**What you have to do**
Repeat every line of the data exactly, but not the pictures.

Dataset items
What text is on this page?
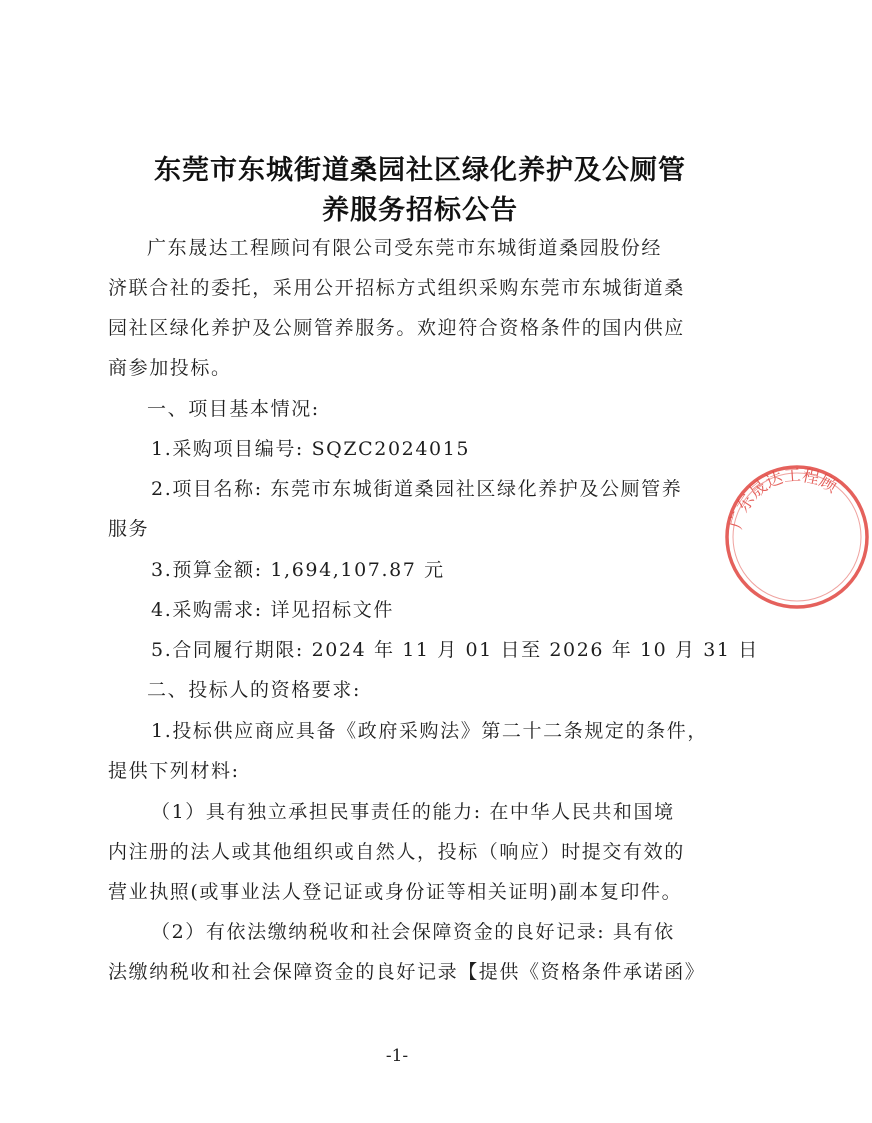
东莞市东城街道桑园社区绿化养护及公厕管
养服务招标公告
广东晟达工程顾问有限公司受东莞市东城街道桑园股份经
济联合社的委托，采用公开招标方式组织采购东莞市东城街道桑
园社区绿化养护及公厕管养服务。欢迎符合资格条件的国内供应
商参加投标。
一、项目基本情况:
1.采购项目编号: SQZC2024015
2.项目名称: 东莞市东城街道桑园社区绿化养护及公厕管养
服务
3.预算金额: 1,694,107.87 元
4.采购需求: 详见招标文件
5.合同履行期限: 2024 年 11 月 01 日至 2026 年 10 月 31 日
二、投标人的资格要求:
1.投标供应商应具备《政府采购法》第二十二条规定的条件，
提供下列材料:
（1）具有独立承担民事责任的能力: 在中华人民共和国境
内注册的法人或其他组织或自然人，投标（响应）时提交有效的
营业执照(或事业法人登记证或身份证等相关证明)副本复印件。
（2）有依法缴纳税收和社会保障资金的良好记录: 具有依
法缴纳税收和社会保障资金的良好记录【提供《资格条件承诺函》
-1-
广东晟达工程顾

**Task solution**
What text is on this page?
东莞市东城街道桑园社区绿化养护及公厕管
养服务招标公告
广东晟达工程顾问有限公司受东莞市东城街道桑园股份经
济联合社的委托，采用公开招标方式组织采购东莞市东城街道桑
园社区绿化养护及公厕管养服务。欢迎符合资格条件的国内供应
商参加投标。
一、项目基本情况:
1.采购项目编号: SQZC2024015
2.项目名称: 东莞市东城街道桑园社区绿化养护及公厕管养
服务
3.预算金额: 1,694,107.87 元
4.采购需求: 详见招标文件
5.合同履行期限: 2024 年 11 月 01 日至 2026 年 10 月 31 日
二、投标人的资格要求:
1.投标供应商应具备《政府采购法》第二十二条规定的条件，
提供下列材料:
（1）具有独立承担民事责任的能力: 在中华人民共和国境
内注册的法人或其他组织或自然人，投标（响应）时提交有效的
营业执照(或事业法人登记证或身份证等相关证明)副本复印件。
（2）有依法缴纳税收和社会保障资金的良好记录: 具有依
法缴纳税收和社会保障资金的良好记录【提供《资格条件承诺函》
-1-
广东晟达工程顾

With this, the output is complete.